Stated problem = Read through the records below and copy each line that uses the word "Market".

Data in this exercise =
══════

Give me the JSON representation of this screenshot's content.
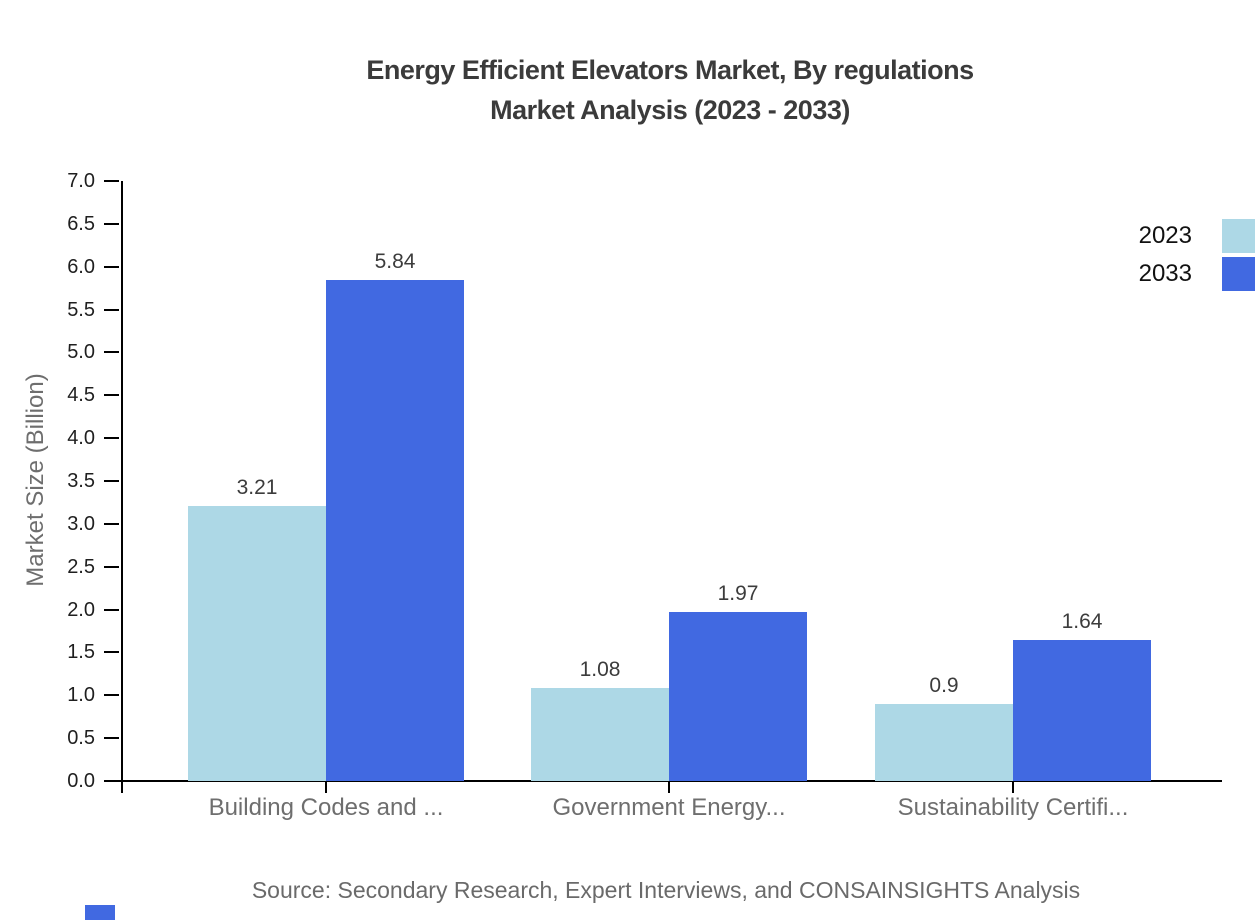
{
  "title": {
    "line1": "Energy Efficient Elevators Market, By regulations",
    "line2": "Market Analysis (2023 - 2033)"
  },
  "chart_data": {
    "type": "bar",
    "categories": [
      "Building Codes and ...",
      "Government Energy...",
      "Sustainability Certifi..."
    ],
    "series": [
      {
        "name": "2023",
        "color": "#ADD8E6",
        "values": [
          3.21,
          1.08,
          0.9
        ]
      },
      {
        "name": "2033",
        "color": "#4169E1",
        "values": [
          5.84,
          1.97,
          1.64
        ]
      }
    ],
    "xlabel": "",
    "ylabel": "Market Size (Billion)",
    "ylim": [
      0,
      7
    ],
    "yticks": [
      "0.0",
      "0.5",
      "1.0",
      "1.5",
      "2.0",
      "2.5",
      "3.0",
      "3.5",
      "4.0",
      "4.5",
      "5.0",
      "5.5",
      "6.0",
      "6.5",
      "7.0"
    ],
    "grid": false,
    "legend_position": "top-right"
  },
  "source_note": "Source: Secondary Research, Expert Interviews, and CONSAINSIGHTS Analysis",
  "watermark_color": "#4169E1"
}
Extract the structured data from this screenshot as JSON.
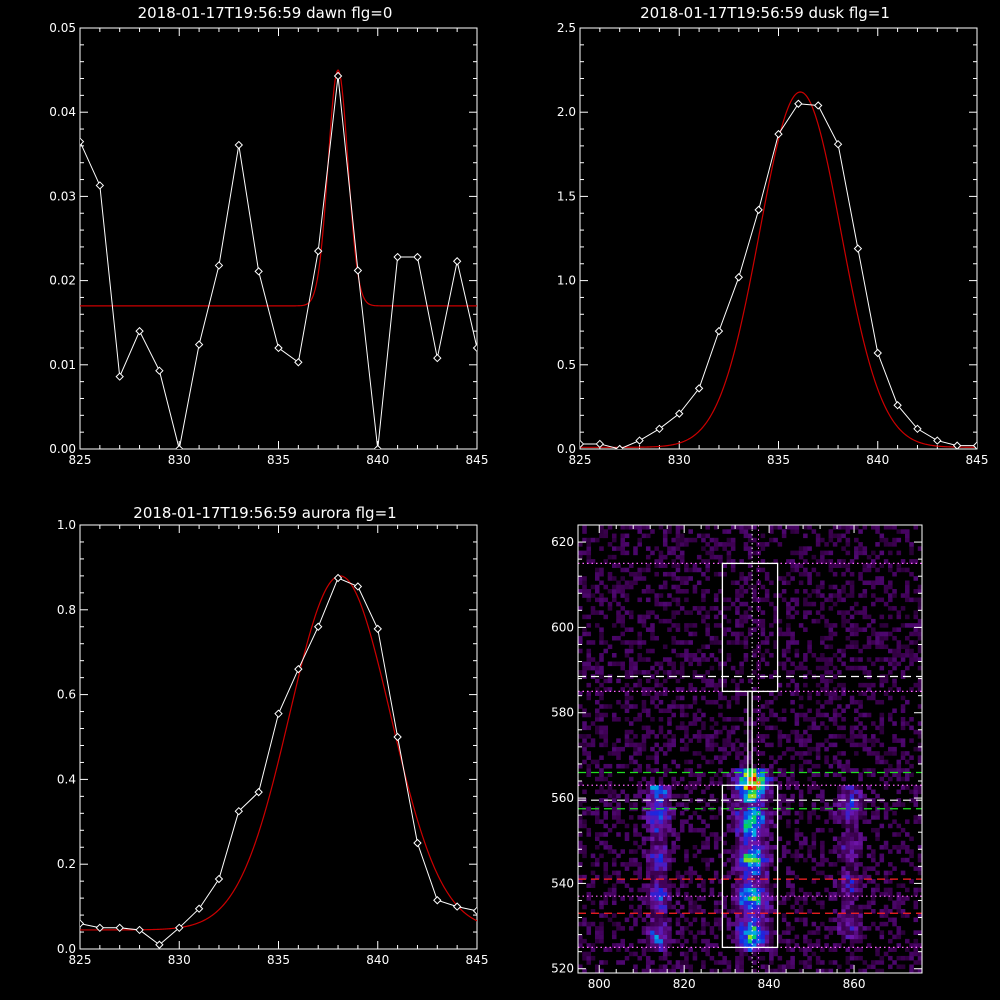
{
  "colors": {
    "background": "#000000",
    "axes": "#ffffff",
    "data_line": "#ffffff",
    "fit_line": "#cc0000"
  },
  "chart_data": [
    {
      "id": "dawn",
      "type": "line",
      "title": "2018-01-17T19:56:59 dawn flg=0",
      "xlim": [
        825,
        845
      ],
      "ylim": [
        0,
        0.05
      ],
      "xticks": [
        825,
        830,
        835,
        840,
        845
      ],
      "xticklabels": [
        "825",
        "830",
        "835",
        "840",
        "845"
      ],
      "yticks": [
        0,
        0.01,
        0.02,
        0.03,
        0.04,
        0.05
      ],
      "yticklabels": [
        "0.00",
        "0.01",
        "0.02",
        "0.03",
        "0.04",
        "0.05"
      ],
      "data": {
        "x": [
          825,
          826,
          827,
          828,
          829,
          830,
          831,
          832,
          833,
          834,
          835,
          836,
          837,
          838,
          839,
          840,
          841,
          842,
          843,
          844,
          845
        ],
        "y": [
          0.0365,
          0.0313,
          0.0086,
          0.014,
          0.0093,
          0.0,
          0.0124,
          0.0218,
          0.0361,
          0.0211,
          0.012,
          0.0103,
          0.0235,
          0.0443,
          0.0212,
          0.0,
          0.0228,
          0.0228,
          0.0108,
          0.0223,
          0.012
        ]
      },
      "fit": {
        "model": "gaussian+constant",
        "amplitude": 0.028,
        "center": 838.0,
        "sigma": 0.5,
        "offset": 0.017
      }
    },
    {
      "id": "dusk",
      "type": "line",
      "title": "2018-01-17T19:56:59 dusk flg=1",
      "xlim": [
        825,
        845
      ],
      "ylim": [
        0,
        2.5
      ],
      "xticks": [
        825,
        830,
        835,
        840,
        845
      ],
      "xticklabels": [
        "825",
        "830",
        "835",
        "840",
        "845"
      ],
      "yticks": [
        0,
        0.5,
        1.0,
        1.5,
        2.0,
        2.5
      ],
      "yticklabels": [
        "0.0",
        "0.5",
        "1.0",
        "1.5",
        "2.0",
        "2.5"
      ],
      "data": {
        "x": [
          825,
          826,
          827,
          828,
          829,
          830,
          831,
          832,
          833,
          834,
          835,
          836,
          837,
          838,
          839,
          840,
          841,
          842,
          843,
          844,
          845
        ],
        "y": [
          0.03,
          0.03,
          0.0,
          0.05,
          0.12,
          0.21,
          0.36,
          0.7,
          1.02,
          1.42,
          1.87,
          2.05,
          2.04,
          1.81,
          1.19,
          0.57,
          0.26,
          0.12,
          0.05,
          0.02,
          0.02
        ]
      },
      "fit": {
        "model": "gaussian+constant",
        "amplitude": 2.11,
        "center": 836.1,
        "sigma": 2.05,
        "offset": 0.01
      }
    },
    {
      "id": "aurora",
      "type": "line",
      "title": "2018-01-17T19:56:59 aurora flg=1",
      "xlim": [
        825,
        845
      ],
      "ylim": [
        0,
        1.0
      ],
      "xticks": [
        825,
        830,
        835,
        840,
        845
      ],
      "xticklabels": [
        "825",
        "830",
        "835",
        "840",
        "845"
      ],
      "yticks": [
        0,
        0.2,
        0.4,
        0.6,
        0.8,
        1.0
      ],
      "yticklabels": [
        "0.0",
        "0.2",
        "0.4",
        "0.6",
        "0.8",
        "1.0"
      ],
      "data": {
        "x": [
          825,
          826,
          827,
          828,
          829,
          830,
          831,
          832,
          833,
          834,
          835,
          836,
          837,
          838,
          839,
          840,
          841,
          842,
          843,
          844,
          845
        ],
        "y": [
          0.06,
          0.05,
          0.05,
          0.045,
          0.01,
          0.05,
          0.095,
          0.165,
          0.325,
          0.37,
          0.555,
          0.66,
          0.76,
          0.875,
          0.855,
          0.755,
          0.5,
          0.25,
          0.115,
          0.1,
          0.09
        ]
      },
      "fit": {
        "model": "gaussian+constant",
        "amplitude": 0.835,
        "center": 838.1,
        "sigma": 2.55,
        "offset": 0.045
      }
    },
    {
      "id": "image",
      "type": "heatmap",
      "xlim": [
        795,
        876
      ],
      "ylim": [
        519,
        624
      ],
      "xticks": [
        800,
        820,
        840,
        860
      ],
      "xticklabels": [
        "800",
        "820",
        "840",
        "860"
      ],
      "yticks": [
        520,
        540,
        560,
        580,
        600,
        620
      ],
      "yticklabels": [
        "520",
        "540",
        "560",
        "580",
        "600",
        "620"
      ],
      "colormap": "rainbow (black-purple-blue-green-yellow-red)",
      "emission_columns": [
        {
          "center_x": 814,
          "width": 6,
          "y_range": [
            525,
            562
          ],
          "peak": 0.55
        },
        {
          "center_x": 836,
          "width": 8,
          "y_range": [
            525,
            566
          ],
          "peak": 1.0
        },
        {
          "center_x": 859,
          "width": 7,
          "y_range": [
            528,
            562
          ],
          "peak": 0.35
        }
      ],
      "boxes": [
        {
          "x0": 829,
          "x1": 842,
          "y0": 525,
          "y1": 563
        },
        {
          "x0": 829,
          "x1": 842,
          "y0": 585,
          "y1": 615
        }
      ],
      "connector": {
        "x0": 835,
        "x1": 836,
        "y0": 563,
        "y1": 585
      },
      "vertical_lines": [
        {
          "x": 836,
          "style": "dotted",
          "color": "#ffffff"
        },
        {
          "x": 837.5,
          "style": "dotted",
          "color": "#ff66ff"
        }
      ],
      "horizontal_lines": [
        {
          "y": 615,
          "style": "dotted",
          "color": "#ff66ff"
        },
        {
          "y": 588.5,
          "style": "dashed",
          "color": "#ffffff"
        },
        {
          "y": 585,
          "style": "dotted",
          "color": "#ff66ff"
        },
        {
          "y": 566,
          "style": "dashed",
          "color": "#22dd22"
        },
        {
          "y": 563,
          "style": "dotted",
          "color": "#ff66ff"
        },
        {
          "y": 559.5,
          "style": "dashed",
          "color": "#ffffff"
        },
        {
          "y": 557.5,
          "style": "dashed",
          "color": "#22dd22"
        },
        {
          "y": 541,
          "style": "dashed",
          "color": "#ff2222"
        },
        {
          "y": 537,
          "style": "dotted",
          "color": "#ff66ff"
        },
        {
          "y": 533,
          "style": "dashed",
          "color": "#ff2222"
        },
        {
          "y": 525,
          "style": "dotted",
          "color": "#ff66ff"
        }
      ]
    }
  ]
}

══════

Completed task =
    "line1": "Energy Efficient Elevators Market, By regulations",
    "line2": "Market Analysis (2023 - 2033)"
    "ylabel": "Market Size (Billion)",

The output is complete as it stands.